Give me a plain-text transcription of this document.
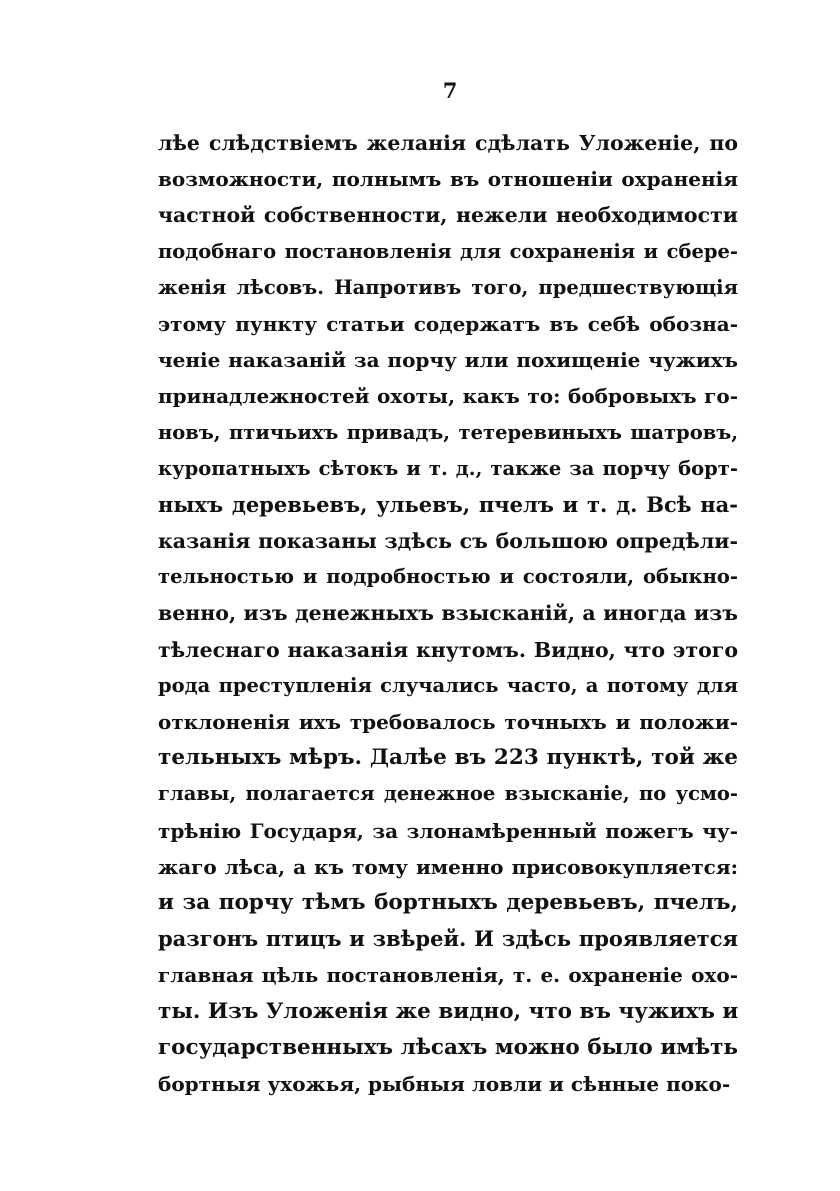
7
лѣе слѣдствіемъ желанія сдѣлать Уложеніе, по
возможности, полнымъ въ отношеніи охраненія
частной собственности, нежели необходимости
подобнаго постановленія для сохраненія и сбере-
женія лѣсовъ. Напротивъ того, предшествующія
этому пункту статьи содержатъ въ себѣ обозна-
ченіе наказаній за порчу или похищеніе чужихъ
принадлежностей охоты, какъ то: бобровыхъ го-
новъ, птичьихъ привадъ, тетеревиныхъ шатровъ,
куропатныхъ сѣтокъ и т. д., также за порчу борт-
ныхъ деревьевъ, ульевъ, пчелъ и т. д. Всѣ на-
казанія показаны здѣсь съ большою опредѣли-
тельностью и подробностью и состояли, обыкно-
венно, изъ денежныхъ взысканій, а иногда изъ
тѣлеснаго наказанія кнутомъ. Видно, что этого
рода преступленія случались часто, а потому для
отклоненія ихъ требовалось точныхъ и положи-
тельныхъ мѣръ. Далѣе въ 223 пунктѣ, той же
главы, полагается денежное взысканіе, по усмо-
трѣнію Государя, за злонамѣренный пожегъ чу-
жаго лѣса, а къ тому именно присовокупляется:
и за порчу тѣмъ бортныхъ деревьевъ, пчелъ,
разгонъ птицъ и звѣрей. И здѣсь проявляется
главная цѣль постановленія, т. е. охраненіе охо-
ты. Изъ Уложенія же видно, что въ чужихъ и
государственныхъ лѣсахъ можно было имѣть
бортныя ухожья, рыбныя ловли и сѣнные поко-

▸ **Task brief**: Reproduce the material word for word, minus the images.

▸ **Answer to the problem**:
Give me a plain-text transcription of this document.
7
лѣе слѣдствіемъ желанія сдѣлать Уложеніе, по
возможности, полнымъ въ отношеніи охраненія
частной собственности, нежели необходимости
подобнаго постановленія для сохраненія и сбере-
женія лѣсовъ. Напротивъ того, предшествующія
этому пункту статьи содержатъ въ себѣ обозна-
ченіе наказаній за порчу или похищеніе чужихъ
принадлежностей охоты, какъ то: бобровыхъ го-
новъ, птичьихъ привадъ, тетеревиныхъ шатровъ,
куропатныхъ сѣтокъ и т. д., также за порчу борт-
ныхъ деревьевъ, ульевъ, пчелъ и т. д. Всѣ на-
казанія показаны здѣсь съ большою опредѣли-
тельностью и подробностью и состояли, обыкно-
венно, изъ денежныхъ взысканій, а иногда изъ
тѣлеснаго наказанія кнутомъ. Видно, что этого
рода преступленія случались часто, а потому для
отклоненія ихъ требовалось точныхъ и положи-
тельныхъ мѣръ. Далѣе въ 223 пунктѣ, той же
главы, полагается денежное взысканіе, по усмо-
трѣнію Государя, за злонамѣренный пожегъ чу-
жаго лѣса, а къ тому именно присовокупляется:
и за порчу тѣмъ бортныхъ деревьевъ, пчелъ,
разгонъ птицъ и звѣрей. И здѣсь проявляется
главная цѣль постановленія, т. е. охраненіе охо-
ты. Изъ Уложенія же видно, что въ чужихъ и
государственныхъ лѣсахъ можно было имѣть
бортныя ухожья, рыбныя ловли и сѣнные поко-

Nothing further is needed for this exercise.